### Given data
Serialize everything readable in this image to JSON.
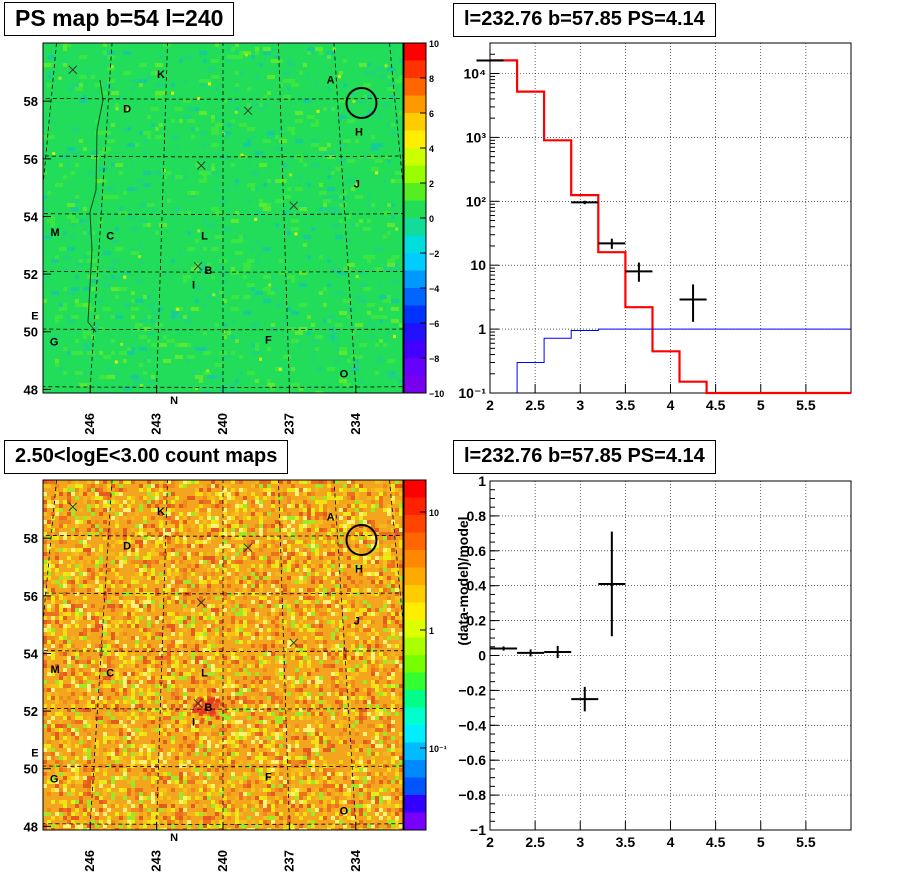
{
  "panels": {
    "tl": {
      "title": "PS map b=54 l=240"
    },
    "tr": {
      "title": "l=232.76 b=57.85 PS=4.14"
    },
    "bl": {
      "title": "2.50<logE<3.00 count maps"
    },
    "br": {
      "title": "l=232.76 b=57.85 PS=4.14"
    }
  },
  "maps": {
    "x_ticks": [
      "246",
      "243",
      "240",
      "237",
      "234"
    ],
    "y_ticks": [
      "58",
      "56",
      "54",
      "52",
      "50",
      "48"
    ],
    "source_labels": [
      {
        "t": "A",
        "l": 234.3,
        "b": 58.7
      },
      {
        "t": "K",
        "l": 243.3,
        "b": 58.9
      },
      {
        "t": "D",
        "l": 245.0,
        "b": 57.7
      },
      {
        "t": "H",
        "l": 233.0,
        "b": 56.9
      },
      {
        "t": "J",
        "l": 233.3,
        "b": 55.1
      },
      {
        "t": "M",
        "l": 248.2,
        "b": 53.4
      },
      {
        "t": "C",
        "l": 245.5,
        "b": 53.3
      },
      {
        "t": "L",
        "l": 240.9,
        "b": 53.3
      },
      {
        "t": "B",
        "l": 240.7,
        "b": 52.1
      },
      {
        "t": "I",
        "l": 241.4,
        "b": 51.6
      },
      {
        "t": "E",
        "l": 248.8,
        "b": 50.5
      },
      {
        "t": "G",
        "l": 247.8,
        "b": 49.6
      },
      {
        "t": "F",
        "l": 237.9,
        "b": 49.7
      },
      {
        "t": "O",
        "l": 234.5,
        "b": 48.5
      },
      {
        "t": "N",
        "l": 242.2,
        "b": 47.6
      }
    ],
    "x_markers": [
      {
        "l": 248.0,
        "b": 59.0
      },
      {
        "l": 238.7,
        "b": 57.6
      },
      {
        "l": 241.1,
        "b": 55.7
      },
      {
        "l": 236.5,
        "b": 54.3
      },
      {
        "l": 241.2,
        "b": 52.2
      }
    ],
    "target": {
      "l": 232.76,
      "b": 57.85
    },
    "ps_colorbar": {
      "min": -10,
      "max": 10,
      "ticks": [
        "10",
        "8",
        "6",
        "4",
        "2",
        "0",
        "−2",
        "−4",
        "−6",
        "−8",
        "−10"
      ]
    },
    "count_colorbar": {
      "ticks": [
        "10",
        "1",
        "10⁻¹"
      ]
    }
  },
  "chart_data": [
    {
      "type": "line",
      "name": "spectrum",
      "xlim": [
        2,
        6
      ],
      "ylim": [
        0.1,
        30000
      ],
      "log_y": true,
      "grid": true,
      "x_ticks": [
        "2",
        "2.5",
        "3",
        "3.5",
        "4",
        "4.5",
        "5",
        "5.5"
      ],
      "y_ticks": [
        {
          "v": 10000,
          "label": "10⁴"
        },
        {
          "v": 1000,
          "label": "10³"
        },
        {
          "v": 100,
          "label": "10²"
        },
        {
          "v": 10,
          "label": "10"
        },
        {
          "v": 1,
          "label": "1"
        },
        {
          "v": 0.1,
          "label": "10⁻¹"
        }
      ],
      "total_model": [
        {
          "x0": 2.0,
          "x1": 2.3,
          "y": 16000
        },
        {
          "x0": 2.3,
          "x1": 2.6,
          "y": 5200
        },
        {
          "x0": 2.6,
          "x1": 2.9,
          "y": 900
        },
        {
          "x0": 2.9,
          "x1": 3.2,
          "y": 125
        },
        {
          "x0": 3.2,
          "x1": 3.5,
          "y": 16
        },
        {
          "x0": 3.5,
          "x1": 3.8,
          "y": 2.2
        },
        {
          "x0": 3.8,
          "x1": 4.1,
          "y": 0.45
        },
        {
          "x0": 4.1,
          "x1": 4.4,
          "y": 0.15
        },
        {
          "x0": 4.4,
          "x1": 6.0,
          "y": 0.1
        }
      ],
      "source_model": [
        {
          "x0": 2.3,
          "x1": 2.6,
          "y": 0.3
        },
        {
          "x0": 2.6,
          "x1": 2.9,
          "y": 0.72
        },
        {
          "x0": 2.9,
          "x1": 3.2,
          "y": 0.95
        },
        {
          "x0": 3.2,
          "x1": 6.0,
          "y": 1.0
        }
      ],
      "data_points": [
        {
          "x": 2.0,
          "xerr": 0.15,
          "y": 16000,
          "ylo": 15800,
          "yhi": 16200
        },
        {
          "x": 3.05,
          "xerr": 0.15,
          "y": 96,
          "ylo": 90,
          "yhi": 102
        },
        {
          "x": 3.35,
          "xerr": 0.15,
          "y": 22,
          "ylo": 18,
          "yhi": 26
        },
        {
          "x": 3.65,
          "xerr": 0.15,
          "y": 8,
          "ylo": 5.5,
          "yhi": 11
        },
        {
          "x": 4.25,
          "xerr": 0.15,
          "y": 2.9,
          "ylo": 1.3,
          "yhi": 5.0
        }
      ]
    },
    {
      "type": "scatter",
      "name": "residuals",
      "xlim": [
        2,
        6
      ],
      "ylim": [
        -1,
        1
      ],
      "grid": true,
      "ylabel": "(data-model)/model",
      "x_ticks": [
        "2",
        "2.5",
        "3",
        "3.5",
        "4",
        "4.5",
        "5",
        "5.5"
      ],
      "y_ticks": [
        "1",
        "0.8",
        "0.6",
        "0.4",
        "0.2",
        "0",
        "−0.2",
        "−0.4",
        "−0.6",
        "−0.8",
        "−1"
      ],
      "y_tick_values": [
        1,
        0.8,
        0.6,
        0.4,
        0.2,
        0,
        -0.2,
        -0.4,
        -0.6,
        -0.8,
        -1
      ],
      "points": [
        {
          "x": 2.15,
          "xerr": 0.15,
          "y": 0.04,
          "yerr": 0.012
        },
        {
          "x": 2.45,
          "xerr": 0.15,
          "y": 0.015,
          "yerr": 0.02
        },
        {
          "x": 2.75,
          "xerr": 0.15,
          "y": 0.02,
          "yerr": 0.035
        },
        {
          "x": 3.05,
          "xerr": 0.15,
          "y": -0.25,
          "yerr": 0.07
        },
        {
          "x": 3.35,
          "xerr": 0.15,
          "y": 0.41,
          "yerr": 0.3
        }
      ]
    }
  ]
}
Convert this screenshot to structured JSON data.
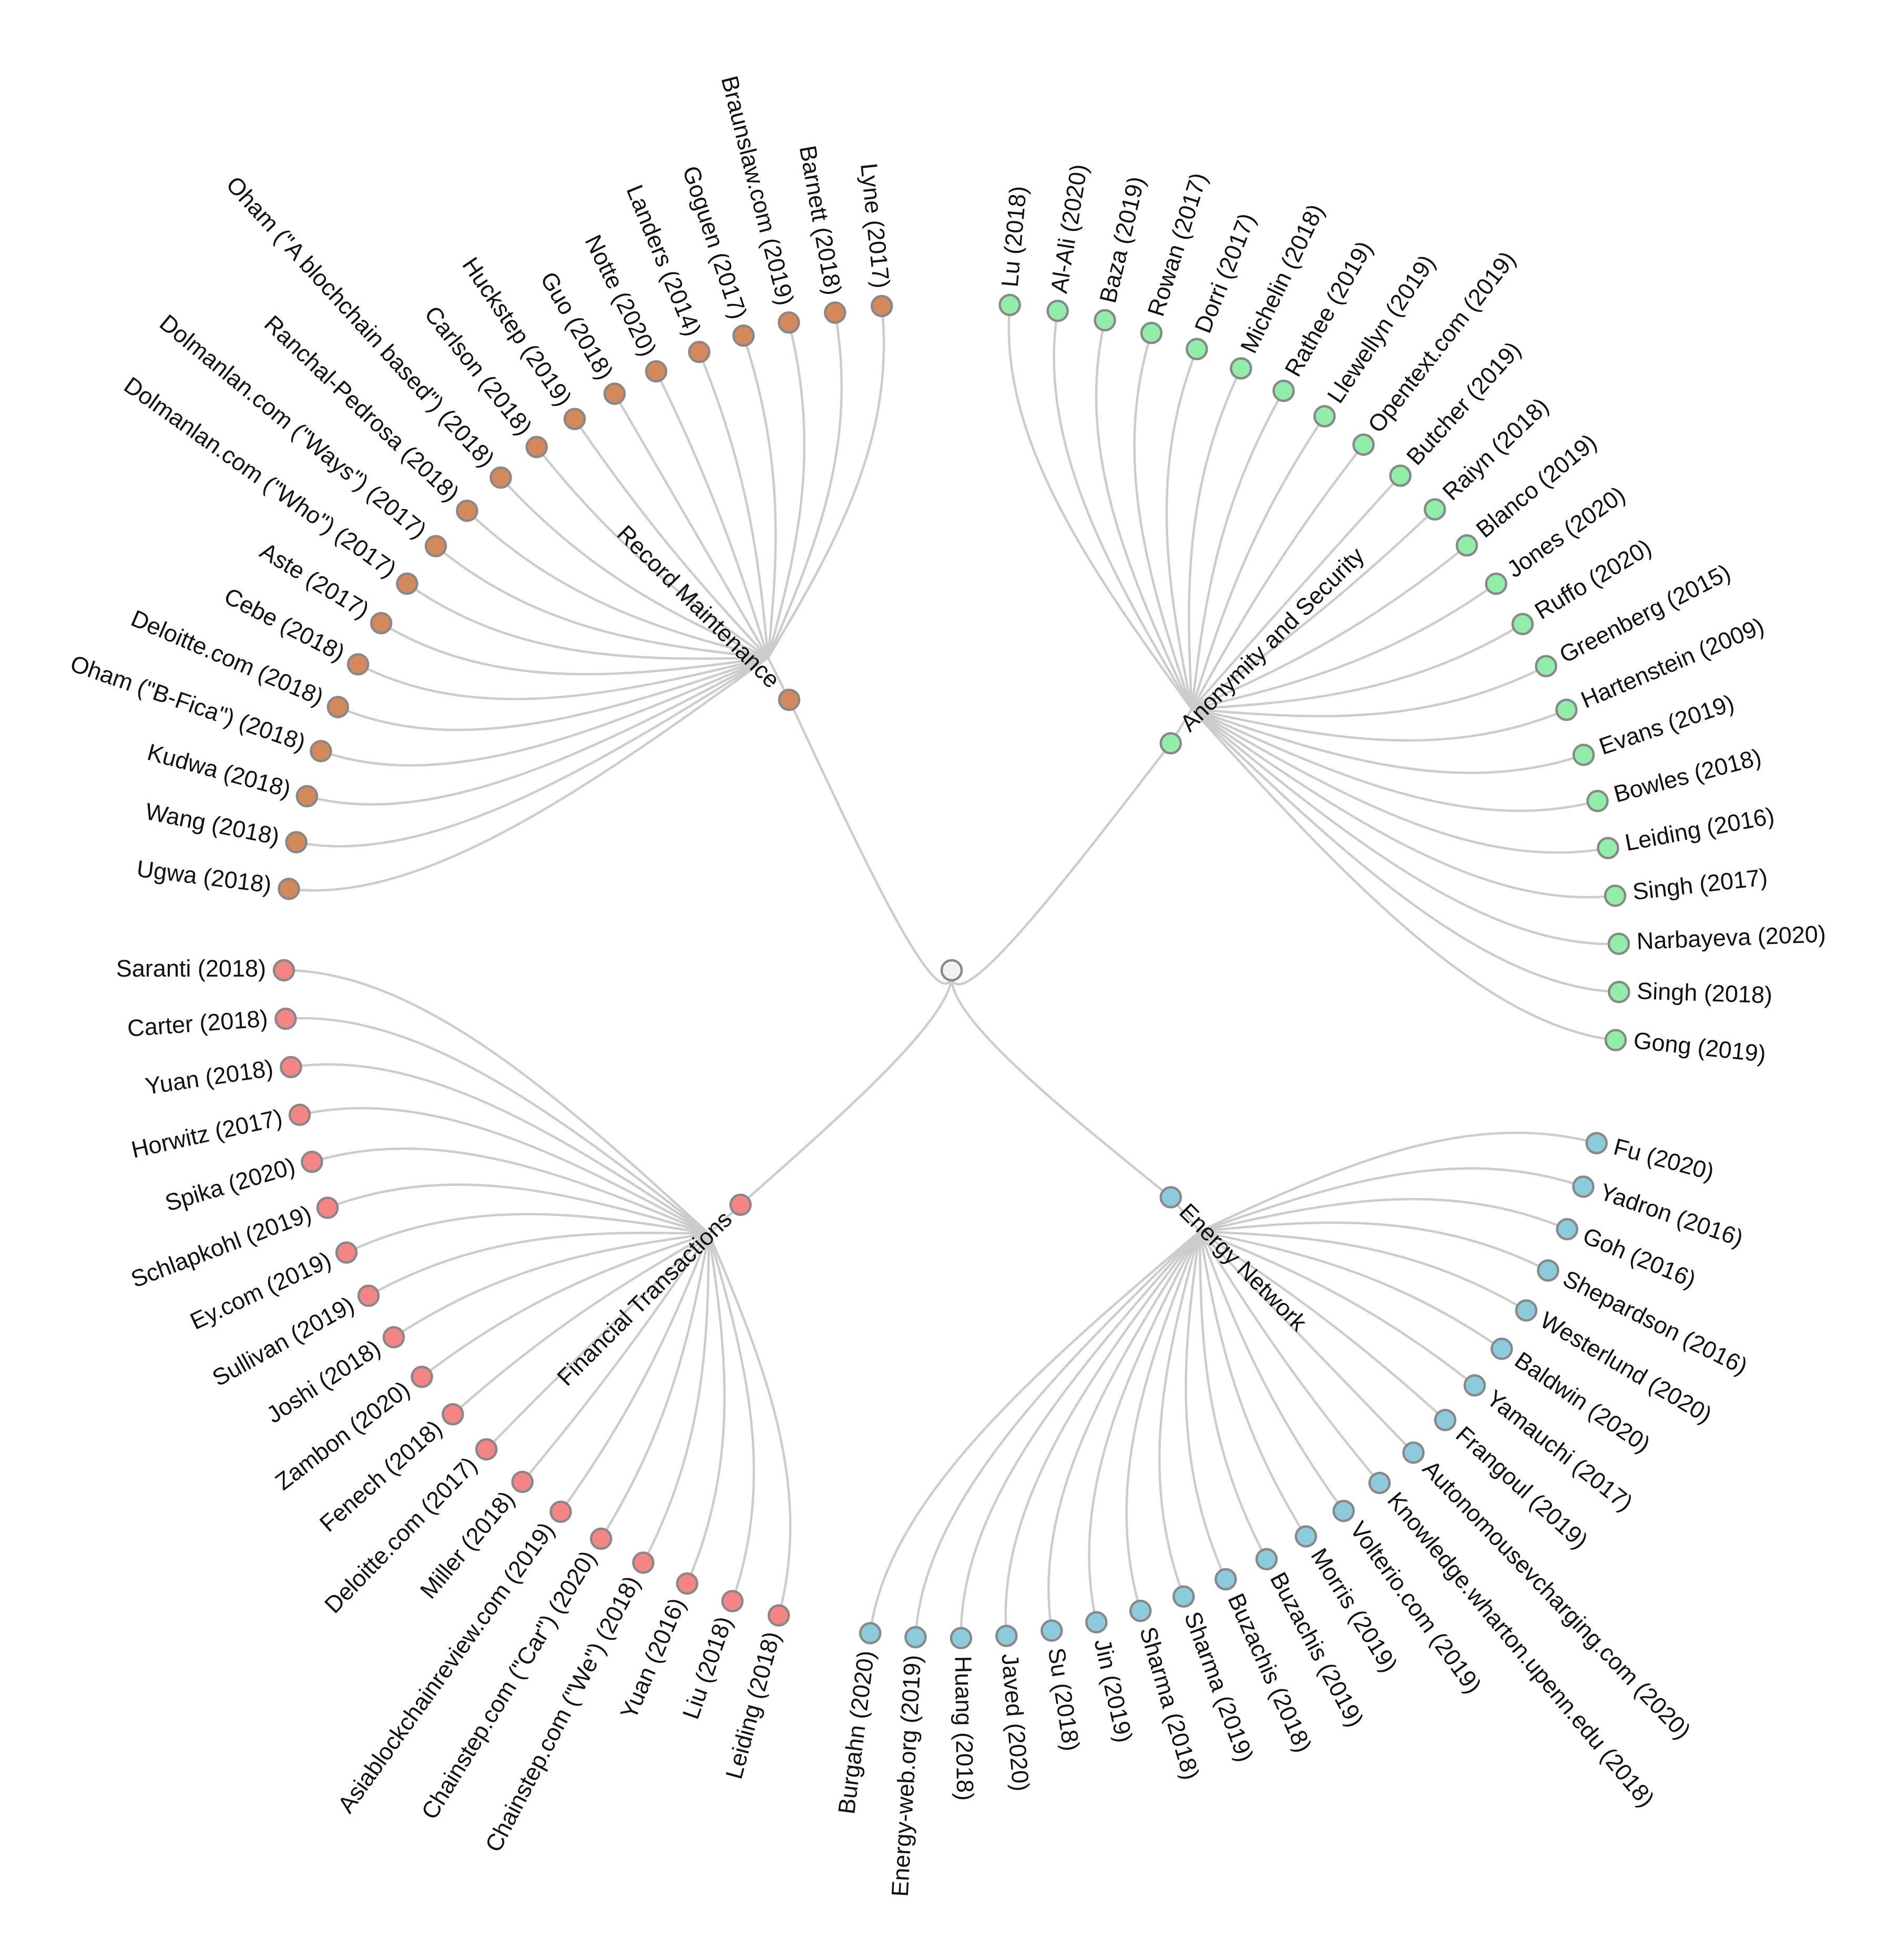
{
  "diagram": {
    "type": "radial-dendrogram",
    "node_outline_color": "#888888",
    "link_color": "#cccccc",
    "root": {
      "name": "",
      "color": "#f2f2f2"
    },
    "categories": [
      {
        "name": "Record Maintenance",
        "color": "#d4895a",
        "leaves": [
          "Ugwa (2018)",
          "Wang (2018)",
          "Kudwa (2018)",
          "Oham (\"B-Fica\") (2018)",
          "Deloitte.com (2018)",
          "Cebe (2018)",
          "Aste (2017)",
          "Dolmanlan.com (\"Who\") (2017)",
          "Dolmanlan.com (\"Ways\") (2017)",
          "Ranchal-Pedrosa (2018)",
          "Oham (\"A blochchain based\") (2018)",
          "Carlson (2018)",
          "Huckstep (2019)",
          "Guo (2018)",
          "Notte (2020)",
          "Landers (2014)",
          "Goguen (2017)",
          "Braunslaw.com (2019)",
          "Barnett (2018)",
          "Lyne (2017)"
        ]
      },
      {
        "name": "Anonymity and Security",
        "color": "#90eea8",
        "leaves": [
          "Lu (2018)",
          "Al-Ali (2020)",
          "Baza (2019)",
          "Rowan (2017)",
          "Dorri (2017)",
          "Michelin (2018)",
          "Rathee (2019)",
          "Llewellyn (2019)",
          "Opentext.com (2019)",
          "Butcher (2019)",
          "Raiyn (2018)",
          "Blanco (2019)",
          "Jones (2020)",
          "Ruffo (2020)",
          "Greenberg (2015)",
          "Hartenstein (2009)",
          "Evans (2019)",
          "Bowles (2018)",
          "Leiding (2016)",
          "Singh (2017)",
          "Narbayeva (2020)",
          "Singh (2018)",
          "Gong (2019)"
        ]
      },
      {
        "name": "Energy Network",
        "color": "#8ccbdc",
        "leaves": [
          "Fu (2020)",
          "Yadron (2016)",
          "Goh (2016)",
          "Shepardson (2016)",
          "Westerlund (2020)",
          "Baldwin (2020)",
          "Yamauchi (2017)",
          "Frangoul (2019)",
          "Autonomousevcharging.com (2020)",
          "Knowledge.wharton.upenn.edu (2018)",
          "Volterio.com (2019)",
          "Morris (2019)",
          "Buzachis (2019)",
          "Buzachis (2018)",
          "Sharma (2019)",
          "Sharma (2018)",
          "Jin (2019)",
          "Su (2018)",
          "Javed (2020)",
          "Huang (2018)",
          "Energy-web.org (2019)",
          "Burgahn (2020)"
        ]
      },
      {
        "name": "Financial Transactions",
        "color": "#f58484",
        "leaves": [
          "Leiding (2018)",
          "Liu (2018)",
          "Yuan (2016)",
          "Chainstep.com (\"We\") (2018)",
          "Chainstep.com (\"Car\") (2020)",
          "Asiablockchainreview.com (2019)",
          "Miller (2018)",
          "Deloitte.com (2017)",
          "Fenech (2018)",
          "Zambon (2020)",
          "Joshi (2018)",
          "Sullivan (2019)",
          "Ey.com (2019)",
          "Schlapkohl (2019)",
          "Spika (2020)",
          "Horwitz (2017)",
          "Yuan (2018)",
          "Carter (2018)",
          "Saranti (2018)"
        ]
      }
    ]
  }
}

### Task to carry out
Scan the data above; copy every line where "JSON" appears.

### Response to the exercise
Serialize everything readable in this image to JSON.
Convert this screenshot to structured JSON data.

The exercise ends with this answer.